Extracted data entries
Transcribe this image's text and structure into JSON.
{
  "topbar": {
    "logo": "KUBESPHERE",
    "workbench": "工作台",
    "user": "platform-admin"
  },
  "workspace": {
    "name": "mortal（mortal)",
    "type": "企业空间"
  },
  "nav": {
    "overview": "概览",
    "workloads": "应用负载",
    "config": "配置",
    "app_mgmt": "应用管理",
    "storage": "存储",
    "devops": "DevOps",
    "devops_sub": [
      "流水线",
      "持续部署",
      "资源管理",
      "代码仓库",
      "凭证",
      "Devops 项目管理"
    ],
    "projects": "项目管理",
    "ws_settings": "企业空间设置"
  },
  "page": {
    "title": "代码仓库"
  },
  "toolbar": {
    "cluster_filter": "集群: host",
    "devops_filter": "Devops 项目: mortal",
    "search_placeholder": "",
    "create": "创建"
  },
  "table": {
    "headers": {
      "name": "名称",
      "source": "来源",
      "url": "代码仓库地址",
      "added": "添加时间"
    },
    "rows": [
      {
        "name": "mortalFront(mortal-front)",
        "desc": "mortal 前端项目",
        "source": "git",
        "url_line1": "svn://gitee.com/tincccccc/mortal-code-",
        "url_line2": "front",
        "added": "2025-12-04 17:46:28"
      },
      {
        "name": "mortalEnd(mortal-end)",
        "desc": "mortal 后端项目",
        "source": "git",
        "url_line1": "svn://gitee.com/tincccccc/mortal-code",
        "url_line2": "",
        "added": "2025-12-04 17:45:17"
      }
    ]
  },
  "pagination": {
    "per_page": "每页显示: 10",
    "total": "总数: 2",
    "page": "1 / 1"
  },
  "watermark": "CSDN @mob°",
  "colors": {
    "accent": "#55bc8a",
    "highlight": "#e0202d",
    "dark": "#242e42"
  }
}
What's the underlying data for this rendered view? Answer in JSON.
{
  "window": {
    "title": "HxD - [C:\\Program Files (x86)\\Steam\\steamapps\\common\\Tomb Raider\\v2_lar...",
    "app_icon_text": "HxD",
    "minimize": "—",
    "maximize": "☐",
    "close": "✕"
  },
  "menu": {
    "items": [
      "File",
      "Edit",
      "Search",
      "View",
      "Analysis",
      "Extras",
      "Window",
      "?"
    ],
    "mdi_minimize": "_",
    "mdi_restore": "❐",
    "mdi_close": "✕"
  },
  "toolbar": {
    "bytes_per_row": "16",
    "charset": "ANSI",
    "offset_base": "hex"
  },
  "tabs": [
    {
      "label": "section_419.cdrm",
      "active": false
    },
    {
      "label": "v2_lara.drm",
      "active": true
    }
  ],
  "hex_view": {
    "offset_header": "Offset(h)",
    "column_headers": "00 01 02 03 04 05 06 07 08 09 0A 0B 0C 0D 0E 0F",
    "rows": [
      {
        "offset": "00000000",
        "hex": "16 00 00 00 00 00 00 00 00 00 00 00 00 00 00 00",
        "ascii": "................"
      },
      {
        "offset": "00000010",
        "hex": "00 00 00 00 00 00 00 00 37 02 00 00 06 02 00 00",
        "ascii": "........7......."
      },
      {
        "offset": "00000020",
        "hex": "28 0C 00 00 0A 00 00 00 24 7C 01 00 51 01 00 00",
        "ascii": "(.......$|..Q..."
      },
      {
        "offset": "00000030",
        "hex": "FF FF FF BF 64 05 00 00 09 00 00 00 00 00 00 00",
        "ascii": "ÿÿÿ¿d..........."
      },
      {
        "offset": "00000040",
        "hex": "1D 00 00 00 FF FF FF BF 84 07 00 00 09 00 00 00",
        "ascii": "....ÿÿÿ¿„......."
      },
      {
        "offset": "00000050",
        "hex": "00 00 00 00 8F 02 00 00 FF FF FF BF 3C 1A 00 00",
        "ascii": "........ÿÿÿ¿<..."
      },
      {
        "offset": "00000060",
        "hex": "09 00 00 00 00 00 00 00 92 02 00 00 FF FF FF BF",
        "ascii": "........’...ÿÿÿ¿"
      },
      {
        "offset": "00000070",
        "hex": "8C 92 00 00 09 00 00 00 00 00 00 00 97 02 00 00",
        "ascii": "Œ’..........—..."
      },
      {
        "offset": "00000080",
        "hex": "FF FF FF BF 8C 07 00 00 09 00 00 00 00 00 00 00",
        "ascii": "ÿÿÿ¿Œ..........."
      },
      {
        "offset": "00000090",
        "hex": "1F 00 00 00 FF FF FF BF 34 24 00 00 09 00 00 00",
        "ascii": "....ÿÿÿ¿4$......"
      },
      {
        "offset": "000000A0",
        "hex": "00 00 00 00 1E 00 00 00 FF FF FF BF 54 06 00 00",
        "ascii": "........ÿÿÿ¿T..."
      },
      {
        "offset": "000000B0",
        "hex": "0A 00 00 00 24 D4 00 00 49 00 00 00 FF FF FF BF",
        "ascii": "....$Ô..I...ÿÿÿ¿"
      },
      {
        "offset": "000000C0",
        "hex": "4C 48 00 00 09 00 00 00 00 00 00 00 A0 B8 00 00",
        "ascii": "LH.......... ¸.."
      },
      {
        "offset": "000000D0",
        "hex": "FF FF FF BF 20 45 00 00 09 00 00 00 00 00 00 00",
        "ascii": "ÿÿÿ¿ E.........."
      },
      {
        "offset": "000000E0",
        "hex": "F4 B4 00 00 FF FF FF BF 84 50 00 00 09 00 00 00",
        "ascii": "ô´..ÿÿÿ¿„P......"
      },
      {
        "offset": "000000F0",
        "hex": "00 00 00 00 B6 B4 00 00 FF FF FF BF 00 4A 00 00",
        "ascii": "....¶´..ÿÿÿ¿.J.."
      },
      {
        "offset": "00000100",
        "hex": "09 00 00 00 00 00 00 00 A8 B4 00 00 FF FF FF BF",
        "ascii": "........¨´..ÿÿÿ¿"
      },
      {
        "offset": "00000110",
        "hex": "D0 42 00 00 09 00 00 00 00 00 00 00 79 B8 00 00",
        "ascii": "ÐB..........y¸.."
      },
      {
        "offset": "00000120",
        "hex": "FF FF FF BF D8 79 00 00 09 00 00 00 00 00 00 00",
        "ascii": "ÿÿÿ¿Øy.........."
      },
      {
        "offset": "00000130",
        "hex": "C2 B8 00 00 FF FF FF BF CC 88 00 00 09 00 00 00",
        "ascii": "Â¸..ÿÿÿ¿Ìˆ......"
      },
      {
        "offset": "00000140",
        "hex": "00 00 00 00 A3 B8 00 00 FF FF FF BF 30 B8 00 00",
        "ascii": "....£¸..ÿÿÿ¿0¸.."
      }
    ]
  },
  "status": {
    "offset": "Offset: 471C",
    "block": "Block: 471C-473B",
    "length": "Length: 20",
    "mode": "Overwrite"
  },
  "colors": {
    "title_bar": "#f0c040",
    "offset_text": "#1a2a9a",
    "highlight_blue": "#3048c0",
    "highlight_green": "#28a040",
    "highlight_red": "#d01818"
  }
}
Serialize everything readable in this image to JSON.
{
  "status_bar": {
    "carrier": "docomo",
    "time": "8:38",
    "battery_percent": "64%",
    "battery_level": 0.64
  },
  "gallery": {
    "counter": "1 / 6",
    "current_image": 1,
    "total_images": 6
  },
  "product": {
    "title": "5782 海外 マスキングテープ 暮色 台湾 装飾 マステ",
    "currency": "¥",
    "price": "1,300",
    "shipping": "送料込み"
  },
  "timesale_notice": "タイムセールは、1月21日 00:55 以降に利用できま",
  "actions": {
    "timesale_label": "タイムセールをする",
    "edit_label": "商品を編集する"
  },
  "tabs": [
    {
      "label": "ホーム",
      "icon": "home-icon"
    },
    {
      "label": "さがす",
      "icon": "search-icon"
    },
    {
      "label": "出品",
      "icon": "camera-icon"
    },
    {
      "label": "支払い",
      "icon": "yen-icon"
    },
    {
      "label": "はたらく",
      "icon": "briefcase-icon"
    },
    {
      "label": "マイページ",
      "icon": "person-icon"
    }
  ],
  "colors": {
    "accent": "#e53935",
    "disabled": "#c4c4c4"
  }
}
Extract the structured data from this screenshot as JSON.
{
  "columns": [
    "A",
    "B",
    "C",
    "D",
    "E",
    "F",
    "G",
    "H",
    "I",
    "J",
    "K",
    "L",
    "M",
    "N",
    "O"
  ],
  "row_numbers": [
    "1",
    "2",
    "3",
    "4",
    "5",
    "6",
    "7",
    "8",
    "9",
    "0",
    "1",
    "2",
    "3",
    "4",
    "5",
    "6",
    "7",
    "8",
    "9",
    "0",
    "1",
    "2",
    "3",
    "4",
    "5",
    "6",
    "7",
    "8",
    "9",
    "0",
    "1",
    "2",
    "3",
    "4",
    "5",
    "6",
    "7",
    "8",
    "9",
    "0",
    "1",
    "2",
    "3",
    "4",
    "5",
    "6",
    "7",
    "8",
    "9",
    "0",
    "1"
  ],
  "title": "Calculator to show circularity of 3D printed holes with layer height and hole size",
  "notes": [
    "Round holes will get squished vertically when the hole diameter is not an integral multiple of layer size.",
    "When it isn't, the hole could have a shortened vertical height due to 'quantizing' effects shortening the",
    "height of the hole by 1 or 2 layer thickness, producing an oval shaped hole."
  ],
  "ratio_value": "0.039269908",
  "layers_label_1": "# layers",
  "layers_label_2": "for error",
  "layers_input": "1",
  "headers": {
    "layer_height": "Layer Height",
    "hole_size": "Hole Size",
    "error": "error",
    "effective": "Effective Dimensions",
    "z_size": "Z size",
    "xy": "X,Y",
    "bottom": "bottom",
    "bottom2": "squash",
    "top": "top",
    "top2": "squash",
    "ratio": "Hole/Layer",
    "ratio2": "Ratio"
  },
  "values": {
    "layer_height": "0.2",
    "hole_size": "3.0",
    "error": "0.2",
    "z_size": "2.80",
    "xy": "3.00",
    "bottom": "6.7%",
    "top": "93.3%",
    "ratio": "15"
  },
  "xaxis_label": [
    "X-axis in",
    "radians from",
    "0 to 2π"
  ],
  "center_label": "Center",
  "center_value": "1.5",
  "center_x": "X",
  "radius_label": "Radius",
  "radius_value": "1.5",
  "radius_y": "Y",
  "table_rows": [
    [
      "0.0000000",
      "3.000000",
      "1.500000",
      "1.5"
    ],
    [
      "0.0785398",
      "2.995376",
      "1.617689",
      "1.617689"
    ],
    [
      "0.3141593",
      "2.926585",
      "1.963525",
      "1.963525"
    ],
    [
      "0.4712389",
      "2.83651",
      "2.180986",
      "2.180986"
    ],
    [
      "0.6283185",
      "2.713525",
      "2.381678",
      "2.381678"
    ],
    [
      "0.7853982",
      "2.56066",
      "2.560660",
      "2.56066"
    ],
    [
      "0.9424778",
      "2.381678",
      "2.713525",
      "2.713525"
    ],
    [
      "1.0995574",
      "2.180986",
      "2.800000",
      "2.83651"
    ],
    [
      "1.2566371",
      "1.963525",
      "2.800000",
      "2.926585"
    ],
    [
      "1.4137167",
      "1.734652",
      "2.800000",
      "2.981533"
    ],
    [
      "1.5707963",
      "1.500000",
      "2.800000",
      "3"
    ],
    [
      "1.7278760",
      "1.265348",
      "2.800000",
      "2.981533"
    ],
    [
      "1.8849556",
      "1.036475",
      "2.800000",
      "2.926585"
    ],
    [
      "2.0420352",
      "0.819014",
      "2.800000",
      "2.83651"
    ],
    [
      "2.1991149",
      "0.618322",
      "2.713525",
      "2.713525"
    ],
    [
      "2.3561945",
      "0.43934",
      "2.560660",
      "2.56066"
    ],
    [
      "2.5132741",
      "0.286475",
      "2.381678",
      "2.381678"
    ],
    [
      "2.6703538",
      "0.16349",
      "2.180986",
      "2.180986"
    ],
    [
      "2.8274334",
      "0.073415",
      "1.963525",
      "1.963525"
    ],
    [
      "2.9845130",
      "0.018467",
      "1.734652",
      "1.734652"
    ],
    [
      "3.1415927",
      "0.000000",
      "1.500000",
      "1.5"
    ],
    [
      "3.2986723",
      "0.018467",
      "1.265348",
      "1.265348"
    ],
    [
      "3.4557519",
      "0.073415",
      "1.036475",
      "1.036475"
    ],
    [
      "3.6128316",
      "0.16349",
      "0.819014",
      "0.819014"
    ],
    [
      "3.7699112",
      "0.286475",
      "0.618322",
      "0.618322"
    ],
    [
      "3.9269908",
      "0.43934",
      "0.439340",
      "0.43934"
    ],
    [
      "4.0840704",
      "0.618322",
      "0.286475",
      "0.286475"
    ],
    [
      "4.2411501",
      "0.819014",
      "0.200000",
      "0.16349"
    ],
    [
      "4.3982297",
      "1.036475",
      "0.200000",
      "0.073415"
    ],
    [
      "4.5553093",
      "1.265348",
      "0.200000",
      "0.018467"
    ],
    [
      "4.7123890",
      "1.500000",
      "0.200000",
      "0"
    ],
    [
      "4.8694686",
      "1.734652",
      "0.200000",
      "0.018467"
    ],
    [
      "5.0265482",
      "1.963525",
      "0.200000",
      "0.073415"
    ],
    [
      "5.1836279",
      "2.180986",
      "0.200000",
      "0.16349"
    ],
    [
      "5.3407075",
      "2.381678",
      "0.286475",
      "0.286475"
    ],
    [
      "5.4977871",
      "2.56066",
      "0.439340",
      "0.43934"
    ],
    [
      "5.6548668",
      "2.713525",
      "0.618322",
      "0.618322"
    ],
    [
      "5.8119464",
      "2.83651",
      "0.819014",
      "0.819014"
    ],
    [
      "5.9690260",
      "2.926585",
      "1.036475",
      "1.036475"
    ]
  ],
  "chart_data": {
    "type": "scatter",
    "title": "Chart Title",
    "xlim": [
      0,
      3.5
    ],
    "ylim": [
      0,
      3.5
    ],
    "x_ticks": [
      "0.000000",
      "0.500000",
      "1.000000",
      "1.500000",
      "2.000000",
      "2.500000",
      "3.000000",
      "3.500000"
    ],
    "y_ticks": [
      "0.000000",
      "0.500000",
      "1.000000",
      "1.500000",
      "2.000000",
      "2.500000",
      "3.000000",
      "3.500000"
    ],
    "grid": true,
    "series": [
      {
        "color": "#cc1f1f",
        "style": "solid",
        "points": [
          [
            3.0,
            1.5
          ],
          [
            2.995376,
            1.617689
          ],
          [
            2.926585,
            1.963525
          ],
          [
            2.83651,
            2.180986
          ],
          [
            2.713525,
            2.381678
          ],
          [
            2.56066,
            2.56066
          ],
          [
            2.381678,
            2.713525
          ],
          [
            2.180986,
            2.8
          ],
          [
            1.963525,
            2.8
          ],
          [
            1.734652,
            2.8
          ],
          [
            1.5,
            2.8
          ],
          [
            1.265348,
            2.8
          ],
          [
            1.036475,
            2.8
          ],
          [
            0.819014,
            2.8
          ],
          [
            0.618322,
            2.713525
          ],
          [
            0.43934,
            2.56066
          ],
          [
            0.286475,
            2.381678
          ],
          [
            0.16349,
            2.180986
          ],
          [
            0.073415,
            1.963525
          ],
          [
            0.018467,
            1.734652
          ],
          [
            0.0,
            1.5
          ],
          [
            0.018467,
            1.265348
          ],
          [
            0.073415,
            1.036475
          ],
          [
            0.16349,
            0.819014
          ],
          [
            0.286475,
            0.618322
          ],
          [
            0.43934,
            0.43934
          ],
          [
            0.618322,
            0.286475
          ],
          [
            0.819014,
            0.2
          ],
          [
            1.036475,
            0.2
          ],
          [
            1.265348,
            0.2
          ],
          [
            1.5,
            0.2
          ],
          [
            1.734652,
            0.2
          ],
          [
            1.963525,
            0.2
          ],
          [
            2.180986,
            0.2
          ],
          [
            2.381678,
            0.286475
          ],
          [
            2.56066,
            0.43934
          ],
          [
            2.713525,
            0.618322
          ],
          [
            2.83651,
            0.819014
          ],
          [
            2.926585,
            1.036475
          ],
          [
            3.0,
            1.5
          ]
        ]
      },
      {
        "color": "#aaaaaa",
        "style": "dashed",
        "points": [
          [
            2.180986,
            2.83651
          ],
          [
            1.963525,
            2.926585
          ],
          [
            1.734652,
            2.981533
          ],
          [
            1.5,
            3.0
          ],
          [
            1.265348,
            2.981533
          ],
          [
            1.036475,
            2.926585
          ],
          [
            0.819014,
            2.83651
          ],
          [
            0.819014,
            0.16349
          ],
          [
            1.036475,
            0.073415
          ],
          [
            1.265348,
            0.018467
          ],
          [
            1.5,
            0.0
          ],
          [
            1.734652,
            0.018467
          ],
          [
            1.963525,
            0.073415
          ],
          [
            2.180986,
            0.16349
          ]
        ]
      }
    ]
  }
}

Request
From the data above, show each line that contains "tincccccc".

Response to this exercise
        "url_line1": "svn://gitee.com/tincccccc/mortal-code-",
        "url_line1": "svn://gitee.com/tincccccc/mortal-code",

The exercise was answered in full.